TÜRK HALK OYUNLARI
KATALOĞU ZEYBEK
OYUNLARI: Dadaşlarda bar
çeşitlerinin ilişkisi ne idiyse, Zeybeklik ile kendi oyunları arasındaki
münasebet de odur. Yani: Dadaşlık = Zeybeklik, Bar = Zeybeklik Oyunu.
Zeybek Oyunları,
diz vuruş figürleriyle adeta devleri çökerten bir gücün sembolünü yaratırlar...
Bengi'nin meydana bütün vatan olsa, oyunu milyonlar hep birlikte
oynayabilirlerdi. Yüce ifadesinin anlatmak istediği budur. Bu duygunun heybetini
yaşar ve yaşatmak ister. Umumiyetle
(genellikle) Zeybek oyunlarında kollar hep sağ ayak ileri atılırken yukarı
kaldırılır. Kollar hep üçlerde sallanır, beşlerde yukarıdadır. Omuz hizasında
kalmayıp baştan daha yukarı kaldırılırlar. Oyunda ellerin
şehadet parmakları avuç içine yatırılır. Baş parmak ile orta parmak vuruşturulup
burularak şıklatılır. Oyunların temposu
3-5 esasına göredir. Ölçü, her ne kadar 3-6 yani 9 sayı tutarsa da, dokuzuncu
zamandaki ses oyunda başkadır, yani vaziyet alınışa bırakılmaktadır. Yalabık
Zeybeği, 3-3 esasına göre tertiplenmiştir. Musikisindeki 9 ölçüden ilk üçler
çabuk, ikinci üçler ağır olduğundan, çift yani altı hesaplanıp dokuz
tutturulmuştur. Kozak ve Soma Zeybekleri 3-3-3 temposuna göre 9 sayı üzerine
yazılmıştır. Sel'mlaşma: Bu oyunlarda
sel'mlaşma çok önemlidir. Oyun alanına sırayla ve düzgün adımlarla girilir.

Yapılacaklar:
[1] Lütfen Zeybek oyunları metnini üç cümleyle özetleyin.
[2] Zeybek oyunları metninin devamını, son cümlesinin hemen ardından başlayarak verin.

Sağlanan Veriler:
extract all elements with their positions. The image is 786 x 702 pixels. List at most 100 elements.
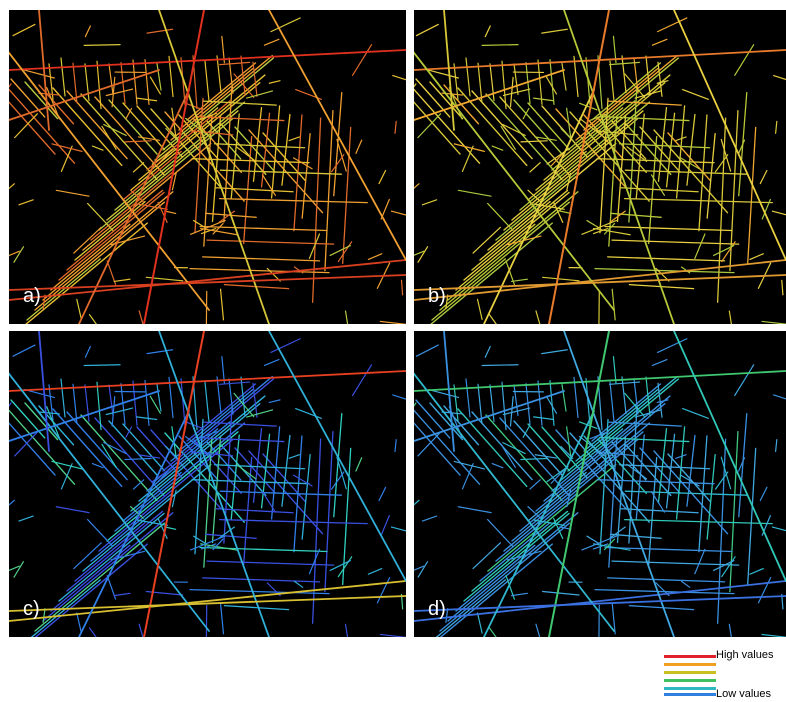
arterial-road [9,51,210,311]
street-segment [30,579,102,637]
arterial-road [414,259,786,301]
street-segment [583,435,624,481]
street-segment [108,63,114,96]
street-segment [417,246,429,263]
street-segment [534,136,557,141]
street-segment [14,113,38,139]
arterial-road [443,10,455,131]
street-segment [218,526,236,539]
street-segment [189,267,330,274]
arterial-road [78,89,190,324]
street-segment [414,409,481,485]
street-segment [694,548,706,575]
street-network-d [414,331,786,637]
street-segment [38,92,61,96]
street-segment [230,434,240,521]
street-segment [633,57,639,94]
street-segment [457,506,492,514]
street-segment [488,313,497,324]
street-segment [608,115,618,247]
arterial-road [563,331,675,637]
street-segment [60,57,66,97]
street-segment [220,123,267,176]
street-segment [682,407,709,419]
street-segment [281,113,291,186]
street-segment [301,132,311,219]
street-segment [105,407,134,416]
street-segment [611,239,740,245]
street-segment [583,67,659,131]
street-segment [72,383,78,425]
street-segment [513,99,563,155]
street-segment [522,426,530,438]
street-segment [734,364,755,397]
street-segment [130,506,144,519]
street-segment [132,59,138,105]
arterial-road [9,274,406,291]
street-segment [657,382,663,418]
street-segment [513,384,519,417]
legend-swatch-4 [664,679,716,682]
street-segment [509,76,514,108]
street-segment [414,402,417,407]
street-segment [14,431,38,457]
street-segment [9,83,12,88]
street-segment [414,250,425,256]
street-segment [351,364,373,397]
street-segment [261,491,276,513]
street-segment [621,55,627,94]
street-segment [651,38,668,46]
street-segment [445,608,449,623]
street-segment [270,338,301,354]
street-segment [545,76,558,95]
street-segment [84,25,91,38]
street-segment [293,266,304,274]
street-segment [218,197,368,204]
arterial-road [414,580,786,622]
street-segment [189,219,226,235]
street-segment [747,447,757,586]
street-segment [476,298,483,320]
street-segment [537,59,543,105]
street-segment [628,605,695,611]
street-segment [171,489,177,508]
map-panel-d: d) [414,331,786,637]
street-segment [510,592,528,597]
street-segment [34,201,166,311]
arterial-road [268,331,406,582]
street-segment [213,464,306,470]
street-segment [471,90,533,160]
street-segment [491,463,504,469]
street-segment [427,69,459,79]
street-segment [331,154,345,173]
street-segment [545,395,558,414]
street-segment [487,518,514,548]
street-segment [223,407,233,544]
street-segment [150,108,222,189]
street-segment [72,62,78,104]
street-segment [537,380,543,426]
street-segment [533,97,555,102]
street-segment [215,508,294,514]
street-segment [502,442,526,455]
street-segment [645,376,651,417]
street-segment [199,546,328,553]
street-segment [609,210,626,223]
street-segment [178,114,219,160]
street-segment [569,432,650,523]
street-segment [136,97,158,102]
street-segment [263,38,280,46]
street-segment [472,542,502,570]
street-segment [96,381,102,431]
street-segment [625,444,672,497]
street-segment [90,171,173,241]
street-segment [219,381,251,385]
arterial-road [9,595,406,612]
street-segment [301,453,311,540]
street-segment [146,349,174,355]
street-segment [471,189,569,271]
street-segment [378,169,387,185]
street-segment [234,447,276,494]
street-segment [598,436,690,443]
street-segment [9,565,20,572]
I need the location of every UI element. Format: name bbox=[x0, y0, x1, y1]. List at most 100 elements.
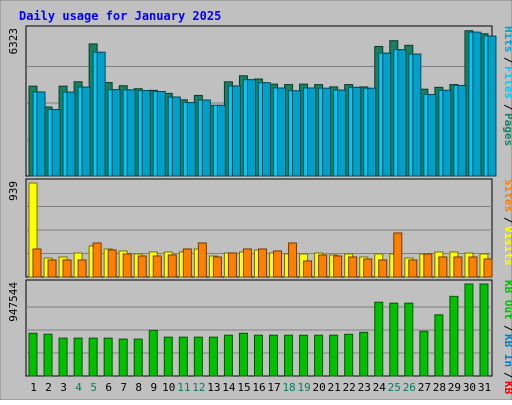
x-tick-label: 6 bbox=[105, 381, 112, 394]
bar-kb-out bbox=[434, 314, 444, 377]
x-tick-label: 22 bbox=[343, 381, 356, 394]
bar-pages bbox=[382, 52, 392, 177]
legend-visits: Visits bbox=[502, 226, 512, 266]
bar-pages bbox=[367, 87, 377, 177]
legend-kb-f: KB F bbox=[502, 381, 512, 400]
x-tick-label: 4 bbox=[75, 381, 82, 394]
bar-pages bbox=[171, 96, 181, 177]
bar-pages bbox=[322, 87, 332, 177]
bar-pages bbox=[261, 82, 271, 177]
bar-sites bbox=[32, 248, 42, 278]
bar-pages bbox=[472, 31, 482, 177]
bar-kb-out bbox=[148, 329, 158, 377]
bar-sites bbox=[363, 258, 373, 278]
x-tick-label: 1 bbox=[30, 381, 37, 394]
chart-panels: 6323Hits/Files/Pages939Sites/Visits94754… bbox=[7, 25, 512, 405]
legend-separator: / bbox=[502, 325, 512, 332]
bar-kb-out bbox=[389, 302, 399, 377]
bar-kb-out bbox=[464, 283, 474, 377]
bar-kb-out bbox=[118, 338, 128, 377]
x-tick-label: 16 bbox=[252, 381, 265, 394]
bar-kb-out bbox=[253, 334, 263, 377]
x-tick-label: 12 bbox=[192, 381, 205, 394]
x-tick-label: 15 bbox=[237, 381, 250, 394]
x-tick-label: 10 bbox=[162, 381, 175, 394]
bar-sites bbox=[137, 255, 147, 278]
bar-kb-out bbox=[449, 295, 459, 377]
bar-pages bbox=[126, 89, 136, 177]
legend-separator: / bbox=[502, 372, 512, 379]
bar-pages bbox=[201, 99, 211, 177]
bar-pages bbox=[292, 90, 302, 177]
legend-sites: Sites bbox=[502, 179, 512, 212]
bar-pages bbox=[337, 89, 347, 177]
bar-sites bbox=[107, 249, 117, 278]
bar-kb-out bbox=[269, 334, 279, 377]
x-tick-label: 26 bbox=[403, 381, 416, 394]
bar-sites bbox=[393, 232, 403, 278]
legend: Hits / Files / Pages bbox=[502, 26, 512, 146]
legend-pages: Pages bbox=[502, 113, 512, 146]
bar-sites bbox=[273, 250, 283, 278]
x-tick-label: 30 bbox=[463, 381, 476, 394]
x-tick-label: 20 bbox=[313, 381, 326, 394]
bar-pages bbox=[442, 89, 452, 177]
bar-kb-out bbox=[314, 334, 324, 377]
bar-sites bbox=[288, 242, 298, 278]
x-tick-label: 28 bbox=[433, 381, 446, 394]
x-tick-label: 18 bbox=[282, 381, 295, 394]
x-tick-label: 9 bbox=[150, 381, 157, 394]
panel-hits-files-pages: 6323 Hits / Files / Pages bbox=[7, 25, 512, 177]
bar-sites bbox=[197, 242, 207, 278]
bar-kb-out bbox=[43, 333, 53, 377]
bar-sites bbox=[47, 259, 57, 278]
bar-sites bbox=[182, 248, 192, 278]
bar-sites bbox=[242, 248, 252, 278]
legend-files: Files bbox=[502, 66, 512, 99]
bar-pages bbox=[111, 89, 121, 177]
bar-sites bbox=[227, 252, 237, 278]
bar-sites bbox=[378, 259, 388, 278]
bar-pages bbox=[457, 84, 467, 177]
bar-sites bbox=[62, 259, 72, 278]
bar-sites bbox=[408, 259, 418, 278]
x-tick-label: 5 bbox=[90, 381, 97, 394]
bar-pages bbox=[36, 91, 46, 177]
bar-pages bbox=[487, 35, 497, 177]
bar-sites bbox=[303, 260, 313, 278]
bar-pages bbox=[96, 51, 106, 177]
bar-pages bbox=[216, 104, 226, 177]
bar-sites bbox=[77, 259, 87, 278]
x-tick-label: 3 bbox=[60, 381, 67, 394]
legend: Sites / Visits bbox=[502, 179, 512, 266]
x-tick-label: 21 bbox=[328, 381, 341, 394]
legend-kb-out: KB Out bbox=[502, 280, 512, 320]
bar-kb-out bbox=[88, 337, 98, 377]
bar-sites bbox=[423, 253, 433, 278]
bar-kb-out bbox=[133, 338, 143, 377]
bar-pages bbox=[427, 93, 437, 177]
bar-sites bbox=[152, 255, 162, 278]
x-tick-label: 31 bbox=[478, 381, 491, 394]
x-tick-label: 8 bbox=[135, 381, 142, 394]
bar-sites bbox=[438, 256, 448, 278]
bar-kb-out bbox=[284, 334, 294, 377]
bar-kb-out bbox=[479, 283, 489, 377]
x-tick-label: 24 bbox=[373, 381, 387, 394]
bar-pages bbox=[397, 49, 407, 177]
legend-kb-in: KB In bbox=[502, 334, 512, 367]
x-tick-label: 29 bbox=[448, 381, 461, 394]
bar-kb-out bbox=[374, 301, 384, 377]
bar-pages bbox=[51, 108, 61, 177]
legend: KB Out / KB In / KB F bbox=[502, 280, 512, 405]
bar-sites bbox=[348, 256, 358, 278]
bar-pages bbox=[141, 90, 151, 177]
bar-kb-out bbox=[419, 330, 429, 377]
bar-kb-out bbox=[238, 332, 248, 377]
bar-sites bbox=[453, 256, 463, 278]
x-tick-label: 14 bbox=[222, 381, 236, 394]
bar-sites bbox=[333, 255, 343, 278]
bar-kb-out bbox=[299, 334, 309, 377]
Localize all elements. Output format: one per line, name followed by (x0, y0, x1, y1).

Çıktılar:
[1] Dadaşlarda bar çeşitleri arasındaki ilişki neyse, Zeybeklik ile Zeybek oyunları arasındaki ilişki de odur. Zeybek oyunlarında kollar sağ ayak ileri atılırken baştan daha yukarı kaldırılır, üçlerde sallanır ve beşlerde yukarıda durur; baş parmak ile orta parmak vuruşturulup şıklatılır. Oyunların temposu 3-5 esasına göredir; Yalabık Zeybeği 3-3, Kozak ve Soma Zeybekleri ise 3-3-3 temposuna göre düzenlenmiştir.

[2]
Büyüklerin karşısında durulur. Az açık duran sağ ayak, sol ayağın yanına sertçe
vurulur ve kesinlikle az yana açılıp yere basılır. Bu hareket yapılırken vücut
biraz daha dikleşir, baş kaykılır ve gözler karşı azimle bakar. Oyunun sonunda sol
kol indirilir, sağ kol havada bırakılır, vücut dikleşir ve bakışlar sertçe ileri
yöneltilir. Vücut katiyen öne doğru eğilmez. Çünkü, eğilmek tek'pû (dalkavukluk)
olur. Düğünlerde
Oyun: Ege bölgesinin köy
düğünlerinde civar köylerin davetlileri, Çarşamba gününden düğünün yapılacağı
köye gelirler. Konukların geldiği, köy kenarında patlayan silahlardan anlaşılır.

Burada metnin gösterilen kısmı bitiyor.